▶ WRITTEN INSTRUCTION:
Copy the records below exactly, leaving out any pictures.
################
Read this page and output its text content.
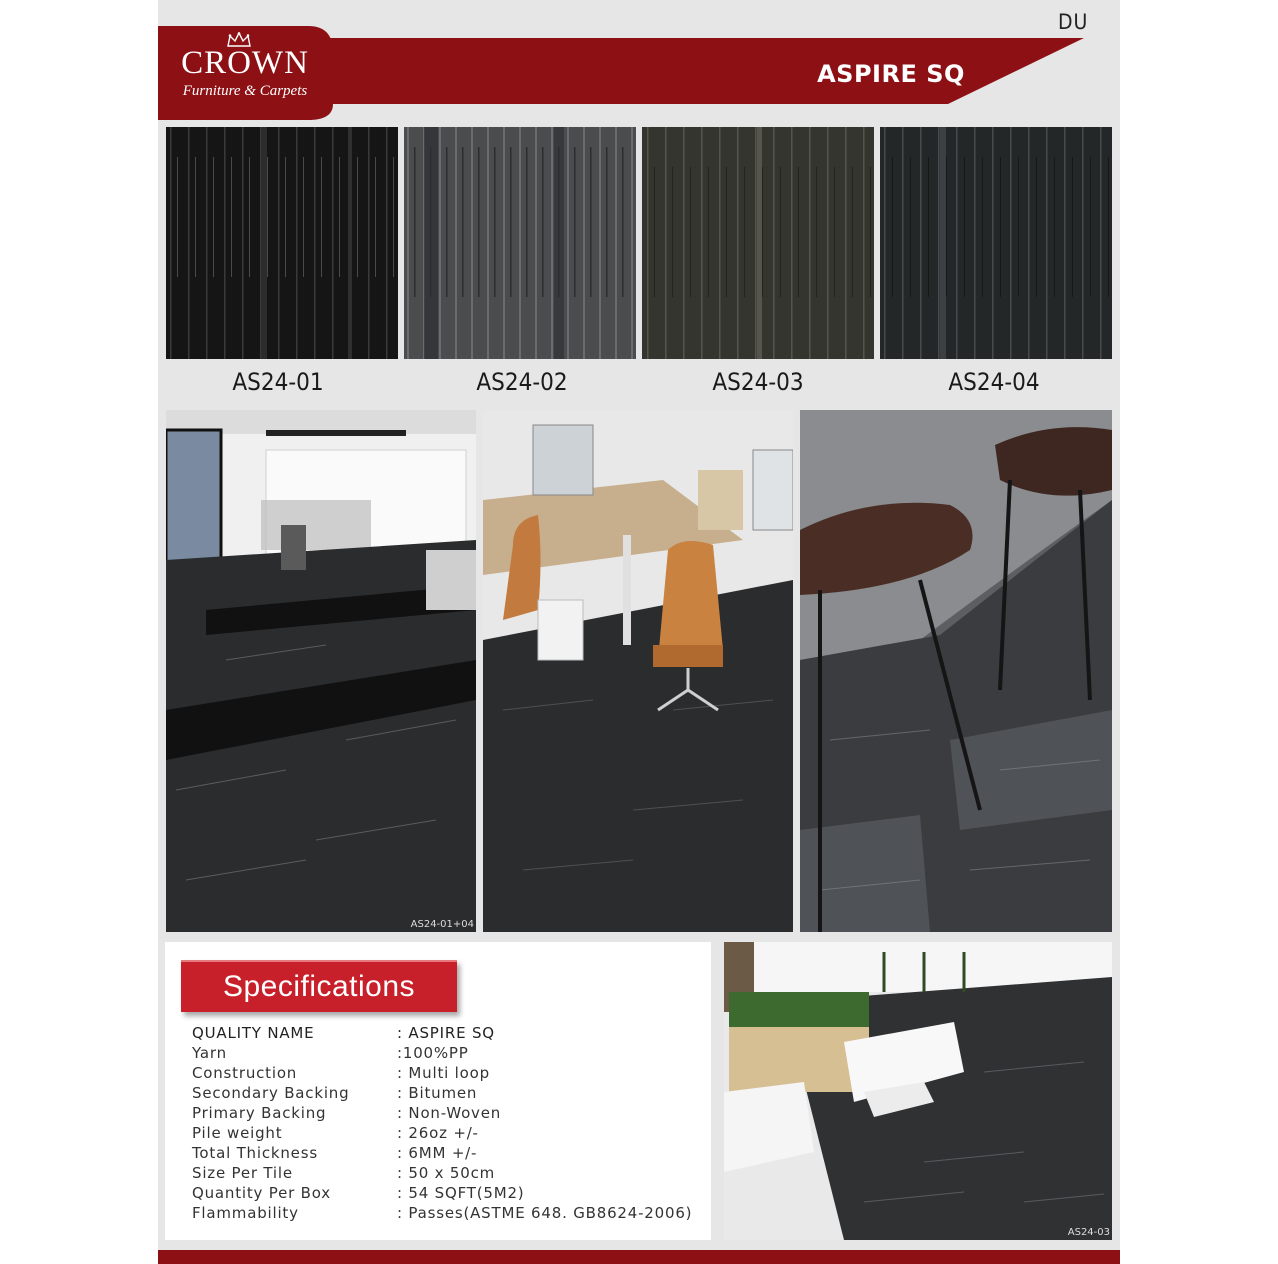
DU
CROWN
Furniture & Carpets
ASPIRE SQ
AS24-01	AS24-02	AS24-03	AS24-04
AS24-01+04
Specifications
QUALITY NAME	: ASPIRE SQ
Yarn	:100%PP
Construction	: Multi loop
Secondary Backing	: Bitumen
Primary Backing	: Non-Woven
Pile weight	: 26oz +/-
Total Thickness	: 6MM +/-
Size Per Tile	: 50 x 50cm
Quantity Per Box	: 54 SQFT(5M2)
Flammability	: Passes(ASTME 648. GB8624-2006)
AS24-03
################
▶ EXERCISE RESULT:
Read this page and output its text content.
DU
CROWN
Furniture & Carpets
ASPIRE SQ
AS24-01	AS24-02	AS24-03	AS24-04
AS24-01+04
Specifications
QUALITY NAME	: ASPIRE SQ
Yarn	:100%PP
Construction	: Multi loop
Secondary Backing	: Bitumen
Primary Backing	: Non-Woven
Pile weight	: 26oz +/-
Total Thickness	: 6MM +/-
Size Per Tile	: 50 x 50cm
Quantity Per Box	: 54 SQFT(5M2)
Flammability	: Passes(ASTME 648. GB8624-2006)
AS24-03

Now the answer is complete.